-- BEGIN SUPPLIED ENTRIES --

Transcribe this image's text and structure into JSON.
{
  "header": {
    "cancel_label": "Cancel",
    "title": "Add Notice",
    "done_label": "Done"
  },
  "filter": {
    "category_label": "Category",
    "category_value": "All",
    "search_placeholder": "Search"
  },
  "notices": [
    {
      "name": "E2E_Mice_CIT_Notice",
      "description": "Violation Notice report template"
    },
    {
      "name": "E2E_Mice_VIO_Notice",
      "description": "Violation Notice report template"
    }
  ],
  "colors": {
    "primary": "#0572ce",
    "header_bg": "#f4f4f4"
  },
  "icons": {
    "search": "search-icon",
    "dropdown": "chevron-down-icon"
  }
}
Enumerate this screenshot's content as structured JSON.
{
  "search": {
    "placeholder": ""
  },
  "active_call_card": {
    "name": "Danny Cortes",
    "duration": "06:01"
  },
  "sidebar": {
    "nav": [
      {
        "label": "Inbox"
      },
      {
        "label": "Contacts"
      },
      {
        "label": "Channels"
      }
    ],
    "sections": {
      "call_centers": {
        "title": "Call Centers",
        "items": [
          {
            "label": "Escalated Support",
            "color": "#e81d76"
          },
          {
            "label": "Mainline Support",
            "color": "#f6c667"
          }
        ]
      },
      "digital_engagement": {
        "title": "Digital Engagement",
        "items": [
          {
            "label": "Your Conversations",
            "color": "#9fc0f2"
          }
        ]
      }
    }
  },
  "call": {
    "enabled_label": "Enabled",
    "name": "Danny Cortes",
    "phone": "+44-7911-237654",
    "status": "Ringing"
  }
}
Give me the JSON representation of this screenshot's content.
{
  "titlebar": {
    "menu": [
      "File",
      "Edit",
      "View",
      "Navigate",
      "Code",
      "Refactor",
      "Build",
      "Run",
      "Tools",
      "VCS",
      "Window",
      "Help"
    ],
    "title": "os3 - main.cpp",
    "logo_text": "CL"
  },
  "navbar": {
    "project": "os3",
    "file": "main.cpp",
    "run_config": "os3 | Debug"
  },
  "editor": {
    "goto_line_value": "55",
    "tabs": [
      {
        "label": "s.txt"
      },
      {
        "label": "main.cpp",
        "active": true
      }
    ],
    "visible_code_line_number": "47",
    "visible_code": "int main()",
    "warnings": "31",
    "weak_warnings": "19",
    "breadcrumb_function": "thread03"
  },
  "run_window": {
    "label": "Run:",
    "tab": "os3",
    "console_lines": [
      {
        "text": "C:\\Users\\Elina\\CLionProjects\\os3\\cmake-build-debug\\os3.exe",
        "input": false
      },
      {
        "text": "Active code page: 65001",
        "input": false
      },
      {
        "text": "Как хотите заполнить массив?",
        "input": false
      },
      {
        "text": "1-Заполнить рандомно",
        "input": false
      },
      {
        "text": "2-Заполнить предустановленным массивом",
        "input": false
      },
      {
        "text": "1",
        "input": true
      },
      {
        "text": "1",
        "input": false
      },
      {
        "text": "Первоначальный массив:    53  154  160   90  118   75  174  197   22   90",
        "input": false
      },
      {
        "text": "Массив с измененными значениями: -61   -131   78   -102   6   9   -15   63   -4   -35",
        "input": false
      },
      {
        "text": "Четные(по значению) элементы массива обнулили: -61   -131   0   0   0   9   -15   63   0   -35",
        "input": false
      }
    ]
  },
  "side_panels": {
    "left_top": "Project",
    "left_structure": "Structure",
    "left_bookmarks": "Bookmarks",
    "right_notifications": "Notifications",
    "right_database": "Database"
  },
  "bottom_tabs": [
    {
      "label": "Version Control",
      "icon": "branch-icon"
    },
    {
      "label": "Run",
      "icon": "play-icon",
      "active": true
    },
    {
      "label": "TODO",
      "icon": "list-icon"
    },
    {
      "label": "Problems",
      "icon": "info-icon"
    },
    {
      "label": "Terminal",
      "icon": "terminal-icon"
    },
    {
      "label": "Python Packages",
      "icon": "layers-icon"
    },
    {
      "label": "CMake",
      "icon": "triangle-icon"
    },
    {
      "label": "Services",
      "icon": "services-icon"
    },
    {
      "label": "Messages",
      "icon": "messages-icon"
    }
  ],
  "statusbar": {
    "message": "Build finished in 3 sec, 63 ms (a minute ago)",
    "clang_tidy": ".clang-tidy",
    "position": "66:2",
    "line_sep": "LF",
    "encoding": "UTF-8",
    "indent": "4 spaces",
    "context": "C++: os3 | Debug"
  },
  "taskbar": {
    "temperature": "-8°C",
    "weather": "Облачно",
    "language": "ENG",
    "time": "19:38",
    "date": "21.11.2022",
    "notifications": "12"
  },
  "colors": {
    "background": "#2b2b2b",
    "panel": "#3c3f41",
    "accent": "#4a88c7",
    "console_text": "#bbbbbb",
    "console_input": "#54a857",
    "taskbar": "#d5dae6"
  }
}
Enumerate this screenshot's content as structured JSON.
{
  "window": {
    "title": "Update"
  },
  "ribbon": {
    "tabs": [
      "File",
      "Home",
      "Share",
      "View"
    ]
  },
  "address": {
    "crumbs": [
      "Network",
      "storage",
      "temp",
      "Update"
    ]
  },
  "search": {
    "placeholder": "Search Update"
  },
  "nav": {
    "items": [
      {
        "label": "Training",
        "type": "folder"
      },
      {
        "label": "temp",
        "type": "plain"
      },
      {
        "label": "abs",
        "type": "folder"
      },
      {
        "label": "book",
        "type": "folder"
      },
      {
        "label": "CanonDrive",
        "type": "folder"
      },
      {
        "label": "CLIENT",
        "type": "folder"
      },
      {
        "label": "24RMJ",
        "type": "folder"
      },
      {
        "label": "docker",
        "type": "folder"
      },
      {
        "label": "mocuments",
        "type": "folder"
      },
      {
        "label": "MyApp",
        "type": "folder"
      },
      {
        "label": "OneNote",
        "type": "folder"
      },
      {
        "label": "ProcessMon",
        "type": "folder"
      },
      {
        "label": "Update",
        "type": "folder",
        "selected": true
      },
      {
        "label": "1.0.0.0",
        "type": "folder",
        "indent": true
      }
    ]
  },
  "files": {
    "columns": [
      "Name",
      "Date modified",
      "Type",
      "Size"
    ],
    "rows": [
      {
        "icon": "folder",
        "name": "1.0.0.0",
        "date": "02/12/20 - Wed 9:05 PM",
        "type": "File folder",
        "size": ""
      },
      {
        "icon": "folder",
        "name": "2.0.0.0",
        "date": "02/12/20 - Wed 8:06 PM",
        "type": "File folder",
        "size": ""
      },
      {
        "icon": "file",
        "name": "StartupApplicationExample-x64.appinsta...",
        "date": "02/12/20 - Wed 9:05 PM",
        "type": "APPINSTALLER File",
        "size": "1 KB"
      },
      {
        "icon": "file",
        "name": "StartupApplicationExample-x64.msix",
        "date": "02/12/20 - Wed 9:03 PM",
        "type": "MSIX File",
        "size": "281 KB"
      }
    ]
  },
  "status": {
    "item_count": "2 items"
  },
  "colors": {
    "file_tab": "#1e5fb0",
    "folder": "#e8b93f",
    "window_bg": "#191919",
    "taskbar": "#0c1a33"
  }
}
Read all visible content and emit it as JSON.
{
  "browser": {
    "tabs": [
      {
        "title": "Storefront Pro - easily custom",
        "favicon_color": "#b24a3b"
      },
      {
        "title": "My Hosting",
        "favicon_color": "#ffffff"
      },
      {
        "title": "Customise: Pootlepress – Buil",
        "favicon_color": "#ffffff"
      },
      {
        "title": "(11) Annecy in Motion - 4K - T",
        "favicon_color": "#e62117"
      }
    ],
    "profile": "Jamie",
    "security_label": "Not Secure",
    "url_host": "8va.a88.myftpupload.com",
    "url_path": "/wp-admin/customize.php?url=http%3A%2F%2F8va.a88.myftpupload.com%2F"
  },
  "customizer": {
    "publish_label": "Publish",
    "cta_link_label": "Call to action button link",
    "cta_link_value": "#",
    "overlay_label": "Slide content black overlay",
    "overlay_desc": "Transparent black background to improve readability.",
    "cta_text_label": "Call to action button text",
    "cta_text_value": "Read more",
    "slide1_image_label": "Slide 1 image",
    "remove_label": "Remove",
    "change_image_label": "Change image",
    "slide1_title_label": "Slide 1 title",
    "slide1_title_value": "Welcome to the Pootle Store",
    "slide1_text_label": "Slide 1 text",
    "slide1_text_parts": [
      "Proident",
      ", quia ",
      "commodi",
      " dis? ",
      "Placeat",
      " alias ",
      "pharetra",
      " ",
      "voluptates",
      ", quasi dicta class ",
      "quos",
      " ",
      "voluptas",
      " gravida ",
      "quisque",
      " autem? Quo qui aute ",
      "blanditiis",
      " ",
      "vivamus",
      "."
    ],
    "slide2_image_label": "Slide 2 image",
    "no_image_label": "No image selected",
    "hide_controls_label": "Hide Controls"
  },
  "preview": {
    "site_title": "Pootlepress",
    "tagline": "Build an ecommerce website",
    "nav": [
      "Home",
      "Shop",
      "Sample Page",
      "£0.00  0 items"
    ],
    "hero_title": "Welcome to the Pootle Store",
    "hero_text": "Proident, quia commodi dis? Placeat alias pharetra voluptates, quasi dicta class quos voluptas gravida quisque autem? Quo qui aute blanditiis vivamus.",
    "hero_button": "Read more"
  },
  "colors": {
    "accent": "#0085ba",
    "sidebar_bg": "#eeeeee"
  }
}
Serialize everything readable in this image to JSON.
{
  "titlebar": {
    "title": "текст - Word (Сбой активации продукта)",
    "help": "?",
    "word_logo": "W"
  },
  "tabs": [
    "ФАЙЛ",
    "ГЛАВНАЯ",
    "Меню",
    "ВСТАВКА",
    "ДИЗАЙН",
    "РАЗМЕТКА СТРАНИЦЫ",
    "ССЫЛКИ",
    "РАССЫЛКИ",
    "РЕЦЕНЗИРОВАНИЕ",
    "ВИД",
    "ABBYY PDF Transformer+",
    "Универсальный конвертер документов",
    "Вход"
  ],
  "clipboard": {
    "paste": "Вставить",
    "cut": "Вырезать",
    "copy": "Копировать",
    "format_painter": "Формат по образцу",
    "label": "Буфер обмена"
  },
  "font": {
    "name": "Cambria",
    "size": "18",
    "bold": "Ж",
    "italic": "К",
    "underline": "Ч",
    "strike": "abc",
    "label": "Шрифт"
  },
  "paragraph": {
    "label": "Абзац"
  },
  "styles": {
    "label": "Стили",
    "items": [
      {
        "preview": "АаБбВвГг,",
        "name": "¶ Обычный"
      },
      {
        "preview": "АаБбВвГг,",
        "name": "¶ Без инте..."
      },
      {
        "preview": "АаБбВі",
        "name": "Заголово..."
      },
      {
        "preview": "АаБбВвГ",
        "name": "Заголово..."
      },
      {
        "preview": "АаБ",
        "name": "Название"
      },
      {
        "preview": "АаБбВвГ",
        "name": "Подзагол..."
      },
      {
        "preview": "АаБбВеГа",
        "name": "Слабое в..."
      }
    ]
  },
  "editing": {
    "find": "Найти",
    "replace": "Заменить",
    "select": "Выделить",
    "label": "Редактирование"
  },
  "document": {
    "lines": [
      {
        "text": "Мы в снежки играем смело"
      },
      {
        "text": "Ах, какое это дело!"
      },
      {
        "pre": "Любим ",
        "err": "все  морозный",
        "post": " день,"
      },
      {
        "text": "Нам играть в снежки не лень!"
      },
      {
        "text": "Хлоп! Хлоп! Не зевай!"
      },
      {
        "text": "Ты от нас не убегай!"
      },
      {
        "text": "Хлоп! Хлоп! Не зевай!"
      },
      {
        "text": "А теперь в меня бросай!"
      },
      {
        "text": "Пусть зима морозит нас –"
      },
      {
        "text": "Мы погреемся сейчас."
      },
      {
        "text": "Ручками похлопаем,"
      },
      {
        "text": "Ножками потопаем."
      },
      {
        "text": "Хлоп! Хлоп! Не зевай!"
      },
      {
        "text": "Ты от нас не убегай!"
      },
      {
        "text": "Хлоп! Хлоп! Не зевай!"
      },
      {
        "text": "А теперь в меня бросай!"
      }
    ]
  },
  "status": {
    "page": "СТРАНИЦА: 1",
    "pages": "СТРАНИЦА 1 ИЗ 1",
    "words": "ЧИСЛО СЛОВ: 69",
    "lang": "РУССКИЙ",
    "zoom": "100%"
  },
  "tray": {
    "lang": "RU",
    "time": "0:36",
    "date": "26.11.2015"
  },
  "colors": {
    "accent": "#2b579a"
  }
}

-- END SUPPLIED ENTRIES --

*WHAT THE TASK REQUIRES*: Find "quasi". Copy every line it occurs in.

*TASK OUTPUT*:
      ", quasi dicta class ",
    "hero_text": "Proident, quia commodi dis? Placeat alias pharetra voluptates, quasi dicta class quos voluptas gravida quisque autem? Quo qui aute blanditiis vivamus.",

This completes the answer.